Dataset entries
##############################
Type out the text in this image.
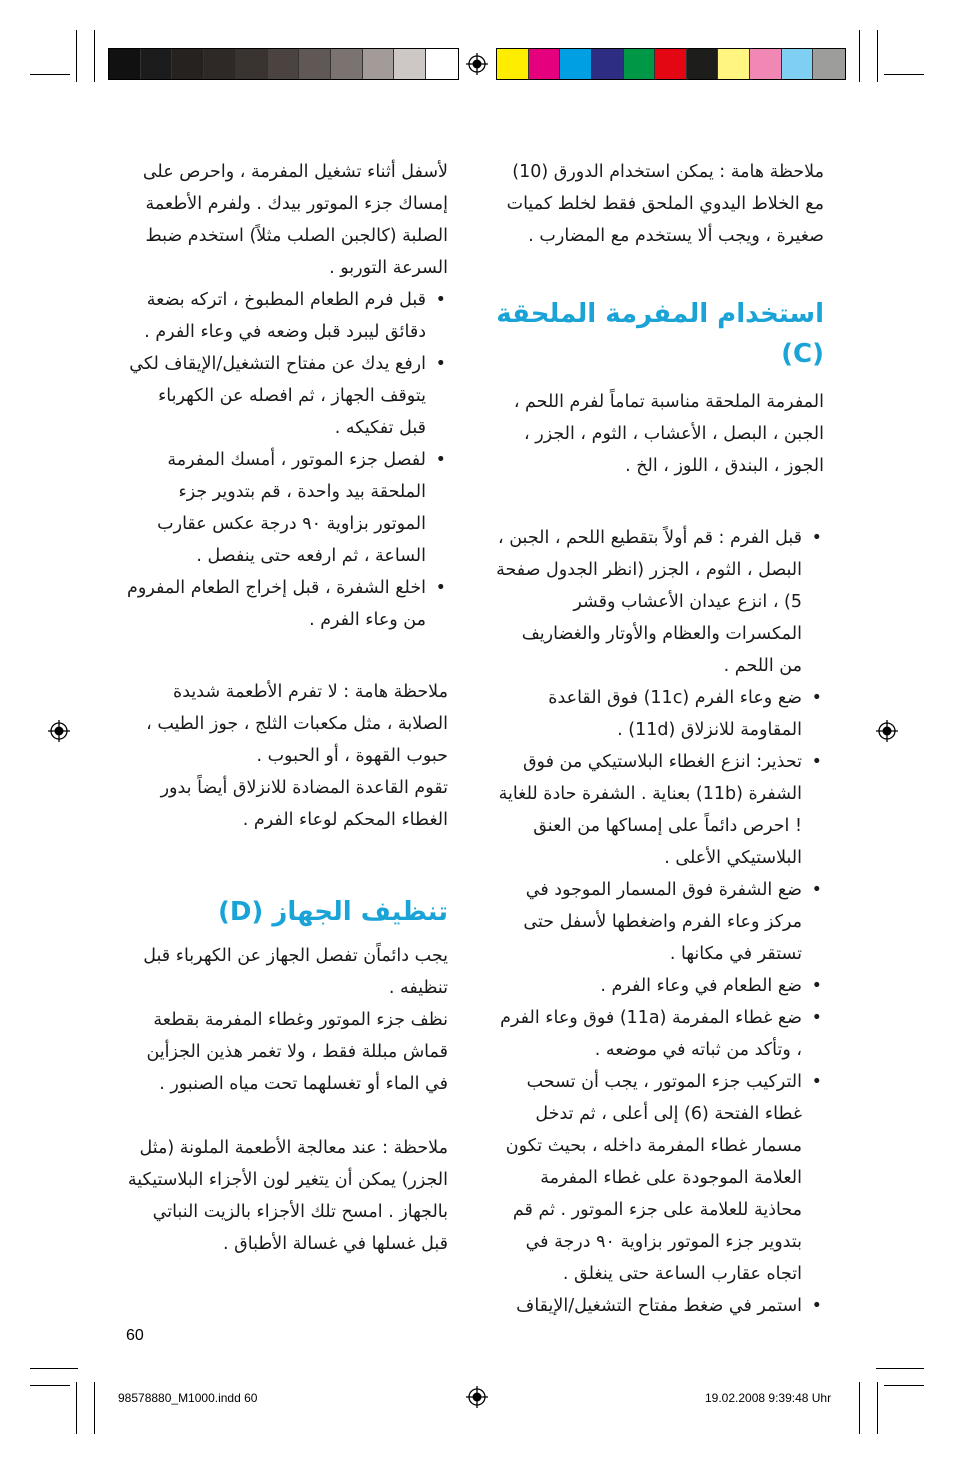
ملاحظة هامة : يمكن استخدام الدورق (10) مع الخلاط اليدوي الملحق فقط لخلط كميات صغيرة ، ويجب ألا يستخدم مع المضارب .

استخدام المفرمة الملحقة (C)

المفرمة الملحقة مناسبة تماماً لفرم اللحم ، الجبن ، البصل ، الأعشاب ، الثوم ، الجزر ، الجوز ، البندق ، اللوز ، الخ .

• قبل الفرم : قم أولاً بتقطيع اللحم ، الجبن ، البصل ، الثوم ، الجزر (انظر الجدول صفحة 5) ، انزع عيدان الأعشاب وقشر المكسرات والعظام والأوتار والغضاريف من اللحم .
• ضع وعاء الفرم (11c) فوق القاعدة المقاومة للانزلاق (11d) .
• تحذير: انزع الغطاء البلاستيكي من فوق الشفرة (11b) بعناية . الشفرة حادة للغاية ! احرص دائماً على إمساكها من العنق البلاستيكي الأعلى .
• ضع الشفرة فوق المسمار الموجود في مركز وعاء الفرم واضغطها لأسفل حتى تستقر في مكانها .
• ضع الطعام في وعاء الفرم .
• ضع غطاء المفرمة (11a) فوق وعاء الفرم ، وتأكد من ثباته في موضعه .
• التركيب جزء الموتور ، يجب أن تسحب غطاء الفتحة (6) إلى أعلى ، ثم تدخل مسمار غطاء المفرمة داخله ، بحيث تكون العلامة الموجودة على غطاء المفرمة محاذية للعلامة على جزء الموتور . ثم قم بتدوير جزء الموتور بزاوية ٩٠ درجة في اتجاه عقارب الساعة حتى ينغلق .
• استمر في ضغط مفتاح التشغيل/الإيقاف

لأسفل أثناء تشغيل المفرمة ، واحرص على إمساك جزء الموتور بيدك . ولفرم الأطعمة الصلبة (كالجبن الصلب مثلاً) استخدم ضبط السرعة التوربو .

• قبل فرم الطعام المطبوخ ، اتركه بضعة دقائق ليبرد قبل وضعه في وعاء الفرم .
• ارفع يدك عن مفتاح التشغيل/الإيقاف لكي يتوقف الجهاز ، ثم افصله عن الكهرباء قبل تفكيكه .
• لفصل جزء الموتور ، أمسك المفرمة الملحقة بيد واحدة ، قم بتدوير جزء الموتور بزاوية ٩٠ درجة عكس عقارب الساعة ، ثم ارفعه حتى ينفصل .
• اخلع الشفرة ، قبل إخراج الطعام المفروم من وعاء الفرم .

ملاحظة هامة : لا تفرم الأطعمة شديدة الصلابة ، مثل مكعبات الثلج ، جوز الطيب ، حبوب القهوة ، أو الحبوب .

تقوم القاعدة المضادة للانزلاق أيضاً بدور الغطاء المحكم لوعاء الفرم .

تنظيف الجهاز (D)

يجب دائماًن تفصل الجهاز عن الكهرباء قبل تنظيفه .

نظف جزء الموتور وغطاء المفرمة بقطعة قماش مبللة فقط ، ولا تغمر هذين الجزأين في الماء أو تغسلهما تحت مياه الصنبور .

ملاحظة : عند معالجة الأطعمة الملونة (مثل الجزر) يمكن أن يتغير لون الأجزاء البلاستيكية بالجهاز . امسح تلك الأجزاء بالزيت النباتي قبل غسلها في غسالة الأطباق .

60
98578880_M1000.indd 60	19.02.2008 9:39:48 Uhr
##############################
Problem:
All entries are to be retyped exactly. Omit any embedded images.

Answer for this exercise:
Type out the text in this image.
ملاحظة هامة : يمكن استخدام الدورق (10) مع الخلاط اليدوي الملحق فقط لخلط كميات صغيرة ، ويجب ألا يستخدم مع المضارب .

استخدام المفرمة الملحقة (C)

المفرمة الملحقة مناسبة تماماً لفرم اللحم ، الجبن ، البصل ، الأعشاب ، الثوم ، الجزر ، الجوز ، البندق ، اللوز ، الخ .

• قبل الفرم : قم أولاً بتقطيع اللحم ، الجبن ، البصل ، الثوم ، الجزر (انظر الجدول صفحة 5) ، انزع عيدان الأعشاب وقشر المكسرات والعظام والأوتار والغضاريف من اللحم .
• ضع وعاء الفرم (11c) فوق القاعدة المقاومة للانزلاق (11d) .
• تحذير: انزع الغطاء البلاستيكي من فوق الشفرة (11b) بعناية . الشفرة حادة للغاية ! احرص دائماً على إمساكها من العنق البلاستيكي الأعلى .
• ضع الشفرة فوق المسمار الموجود في مركز وعاء الفرم واضغطها لأسفل حتى تستقر في مكانها .
• ضع الطعام في وعاء الفرم .
• ضع غطاء المفرمة (11a) فوق وعاء الفرم ، وتأكد من ثباته في موضعه .
• التركيب جزء الموتور ، يجب أن تسحب غطاء الفتحة (6) إلى أعلى ، ثم تدخل مسمار غطاء المفرمة داخله ، بحيث تكون العلامة الموجودة على غطاء المفرمة محاذية للعلامة على جزء الموتور . ثم قم بتدوير جزء الموتور بزاوية ٩٠ درجة في اتجاه عقارب الساعة حتى ينغلق .
• استمر في ضغط مفتاح التشغيل/الإيقاف

لأسفل أثناء تشغيل المفرمة ، واحرص على إمساك جزء الموتور بيدك . ولفرم الأطعمة الصلبة (كالجبن الصلب مثلاً) استخدم ضبط السرعة التوربو .

• قبل فرم الطعام المطبوخ ، اتركه بضعة دقائق ليبرد قبل وضعه في وعاء الفرم .
• ارفع يدك عن مفتاح التشغيل/الإيقاف لكي يتوقف الجهاز ، ثم افصله عن الكهرباء قبل تفكيكه .
• لفصل جزء الموتور ، أمسك المفرمة الملحقة بيد واحدة ، قم بتدوير جزء الموتور بزاوية ٩٠ درجة عكس عقارب الساعة ، ثم ارفعه حتى ينفصل .
• اخلع الشفرة ، قبل إخراج الطعام المفروم من وعاء الفرم .

ملاحظة هامة : لا تفرم الأطعمة شديدة الصلابة ، مثل مكعبات الثلج ، جوز الطيب ، حبوب القهوة ، أو الحبوب .

تقوم القاعدة المضادة للانزلاق أيضاً بدور الغطاء المحكم لوعاء الفرم .

تنظيف الجهاز (D)

يجب دائماًن تفصل الجهاز عن الكهرباء قبل تنظيفه .

نظف جزء الموتور وغطاء المفرمة بقطعة قماش مبللة فقط ، ولا تغمر هذين الجزأين في الماء أو تغسلهما تحت مياه الصنبور .

ملاحظة : عند معالجة الأطعمة الملونة (مثل الجزر) يمكن أن يتغير لون الأجزاء البلاستيكية بالجهاز . امسح تلك الأجزاء بالزيت النباتي قبل غسلها في غسالة الأطباق .

60
98578880_M1000.indd 60	19.02.2008 9:39:48 Uhr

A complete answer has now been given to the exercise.